▶ WHAT IS NEEDED: Write out the records word for word, with no pictures.

▶ DATASET CONTENT:

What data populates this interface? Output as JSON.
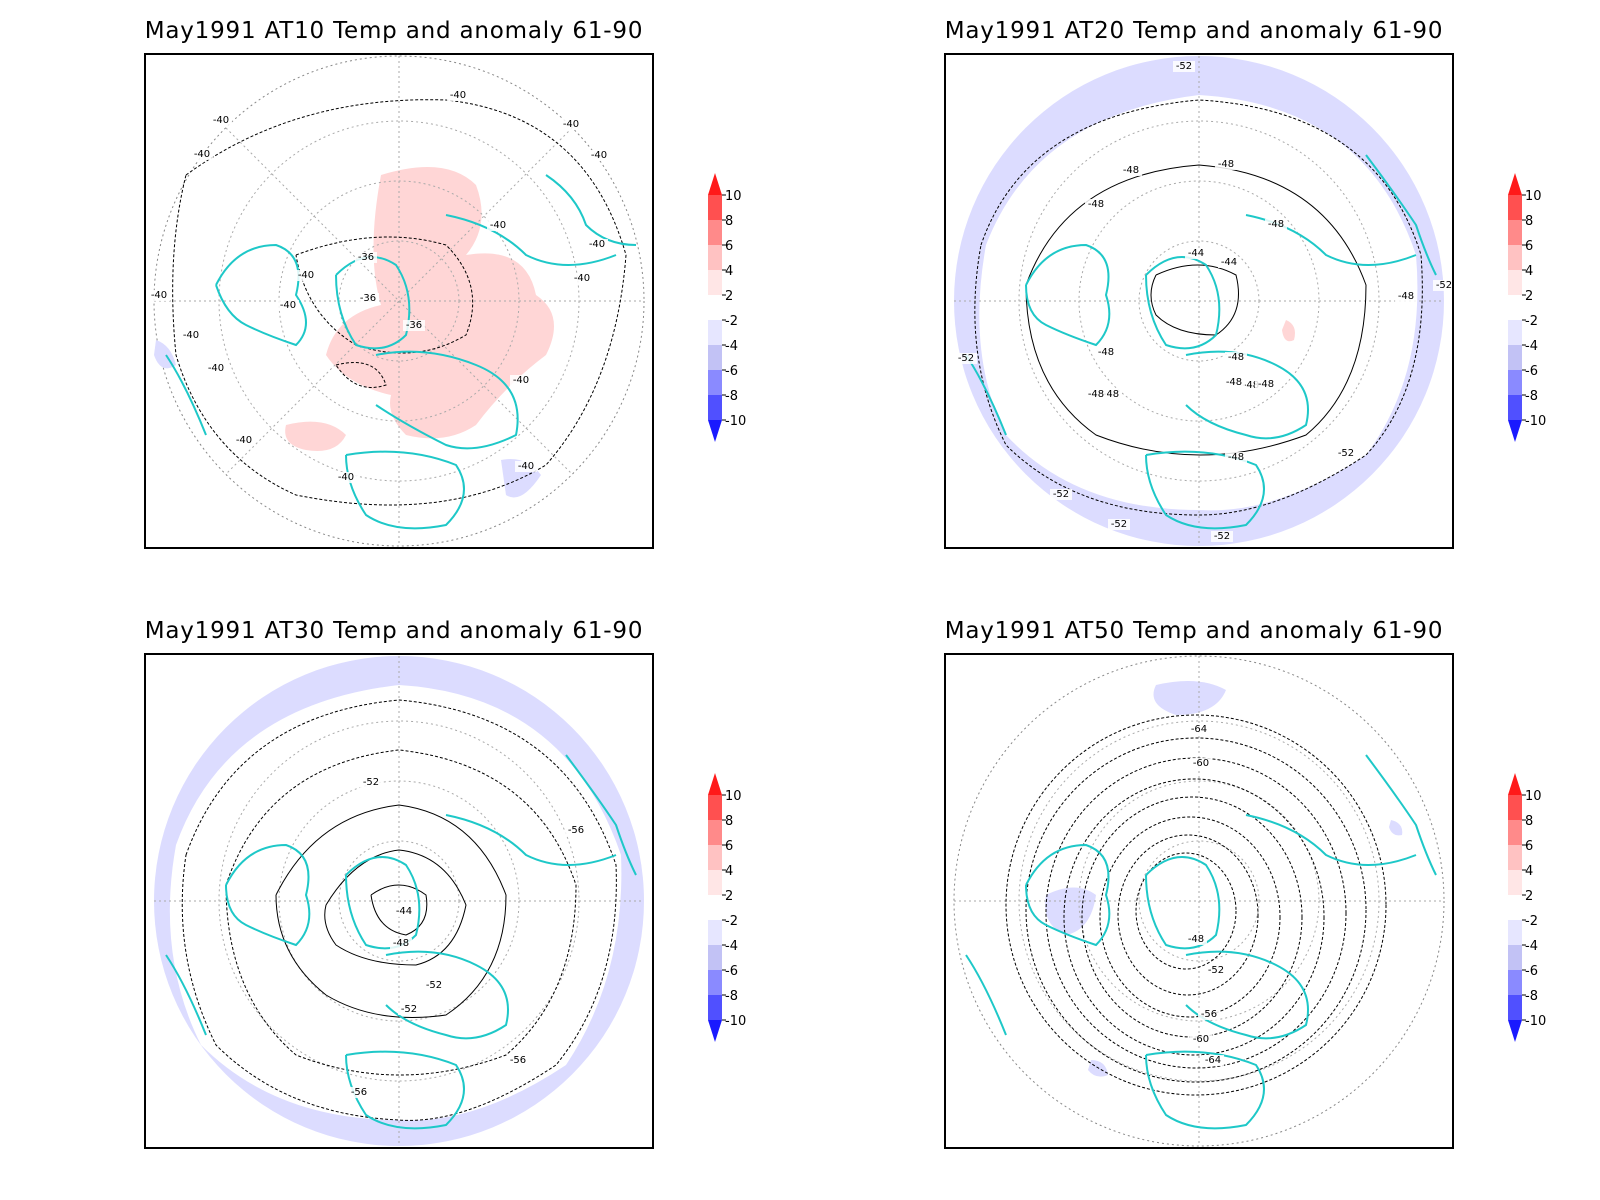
{
  "panels": [
    {
      "id": "p1",
      "title": "May1991 AT10 Temp and anomaly 61-90",
      "contour_labels": [
        "-40",
        "-40",
        "-40",
        "-40",
        "-40",
        "-40",
        "-40",
        "-40",
        "-40",
        "-40",
        "-40",
        "-36",
        "-36",
        "-36",
        "-40",
        "-40",
        "-40",
        "-40",
        "-40",
        "-40"
      ]
    },
    {
      "id": "p2",
      "title": "May1991 AT20 Temp and anomaly 61-90",
      "contour_labels": [
        "-52",
        "-48",
        "-48",
        "-48",
        "-48",
        "-44",
        "-44",
        "-48",
        "-48",
        "-48",
        "-48",
        "-48",
        "-48",
        "-48",
        "-48",
        "-48",
        "-52",
        "-52",
        "-52",
        "-52",
        "-52",
        "-52"
      ]
    },
    {
      "id": "p3",
      "title": "May1991 AT30 Temp and anomaly 61-90",
      "contour_labels": [
        "-52",
        "-56",
        "-44",
        "-48",
        "-52",
        "-52",
        "-56",
        "-56"
      ]
    },
    {
      "id": "p4",
      "title": "May1991 AT50 Temp and anomaly 61-90",
      "contour_labels": [
        "-64",
        "-60",
        "-48",
        "-52",
        "-56",
        "-60",
        "-64"
      ]
    }
  ],
  "colorbar": {
    "labels": [
      "10",
      "8",
      "6",
      "4",
      "2",
      "-2",
      "-4",
      "-6",
      "-8",
      "-10"
    ],
    "colors": [
      "#ff1a1a",
      "#ff5050",
      "#ff8a8a",
      "#ffc2c2",
      "#ffe6e6",
      "#ffffff",
      "#e6e6ff",
      "#c2c2f5",
      "#8a8aff",
      "#5050ff",
      "#1a1aff"
    ]
  },
  "chart_data": [
    {
      "type": "heatmap",
      "title": "May1991 AT10 Temp and anomaly 61-90",
      "contour_levels": [
        -40,
        -36
      ],
      "anomaly_levels": [
        -10,
        -8,
        -6,
        -4,
        -2,
        2,
        4,
        6,
        8,
        10
      ]
    },
    {
      "type": "heatmap",
      "title": "May1991 AT20 Temp and anomaly 61-90",
      "contour_levels": [
        -52,
        -48,
        -44
      ],
      "anomaly_levels": [
        -10,
        -8,
        -6,
        -4,
        -2,
        2,
        4,
        6,
        8,
        10
      ]
    },
    {
      "type": "heatmap",
      "title": "May1991 AT30 Temp and anomaly 61-90",
      "contour_levels": [
        -56,
        -52,
        -48,
        -44
      ],
      "anomaly_levels": [
        -10,
        -8,
        -6,
        -4,
        -2,
        2,
        4,
        6,
        8,
        10
      ]
    },
    {
      "type": "heatmap",
      "title": "May1991 AT50 Temp and anomaly 61-90",
      "contour_levels": [
        -64,
        -60,
        -56,
        -52,
        -48
      ],
      "anomaly_levels": [
        -10,
        -8,
        -6,
        -4,
        -2,
        2,
        4,
        6,
        8,
        10
      ]
    }
  ]
}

▶ SOLUTION TO THIS PROBLEM:
What data populates this interface? Output as JSON.
{
  "panels": [
    {
      "id": "p1",
      "title": "May1991 AT10 Temp and anomaly 61-90",
      "contour_labels": [
        "-40",
        "-40",
        "-40",
        "-40",
        "-40",
        "-40",
        "-40",
        "-40",
        "-40",
        "-40",
        "-40",
        "-36",
        "-36",
        "-36",
        "-40",
        "-40",
        "-40",
        "-40",
        "-40",
        "-40"
      ]
    },
    {
      "id": "p2",
      "title": "May1991 AT20 Temp and anomaly 61-90",
      "contour_labels": [
        "-52",
        "-48",
        "-48",
        "-48",
        "-48",
        "-44",
        "-44",
        "-48",
        "-48",
        "-48",
        "-48",
        "-48",
        "-48",
        "-48",
        "-48",
        "-48",
        "-52",
        "-52",
        "-52",
        "-52",
        "-52",
        "-52"
      ]
    },
    {
      "id": "p3",
      "title": "May1991 AT30 Temp and anomaly 61-90",
      "contour_labels": [
        "-52",
        "-56",
        "-44",
        "-48",
        "-52",
        "-52",
        "-56",
        "-56"
      ]
    },
    {
      "id": "p4",
      "title": "May1991 AT50 Temp and anomaly 61-90",
      "contour_labels": [
        "-64",
        "-60",
        "-48",
        "-52",
        "-56",
        "-60",
        "-64"
      ]
    }
  ],
  "colorbar": {
    "labels": [
      "10",
      "8",
      "6",
      "4",
      "2",
      "-2",
      "-4",
      "-6",
      "-8",
      "-10"
    ],
    "colors": [
      "#ff1a1a",
      "#ff5050",
      "#ff8a8a",
      "#ffc2c2",
      "#ffe6e6",
      "#ffffff",
      "#e6e6ff",
      "#c2c2f5",
      "#8a8aff",
      "#5050ff",
      "#1a1aff"
    ]
  },
  "chart_data": [
    {
      "type": "heatmap",
      "title": "May1991 AT10 Temp and anomaly 61-90",
      "contour_levels": [
        -40,
        -36
      ],
      "anomaly_levels": [
        -10,
        -8,
        -6,
        -4,
        -2,
        2,
        4,
        6,
        8,
        10
      ]
    },
    {
      "type": "heatmap",
      "title": "May1991 AT20 Temp and anomaly 61-90",
      "contour_levels": [
        -52,
        -48,
        -44
      ],
      "anomaly_levels": [
        -10,
        -8,
        -6,
        -4,
        -2,
        2,
        4,
        6,
        8,
        10
      ]
    },
    {
      "type": "heatmap",
      "title": "May1991 AT30 Temp and anomaly 61-90",
      "contour_levels": [
        -56,
        -52,
        -48,
        -44
      ],
      "anomaly_levels": [
        -10,
        -8,
        -6,
        -4,
        -2,
        2,
        4,
        6,
        8,
        10
      ]
    },
    {
      "type": "heatmap",
      "title": "May1991 AT50 Temp and anomaly 61-90",
      "contour_levels": [
        -64,
        -60,
        -56,
        -52,
        -48
      ],
      "anomaly_levels": [
        -10,
        -8,
        -6,
        -4,
        -2,
        2,
        4,
        6,
        8,
        10
      ]
    }
  ]
}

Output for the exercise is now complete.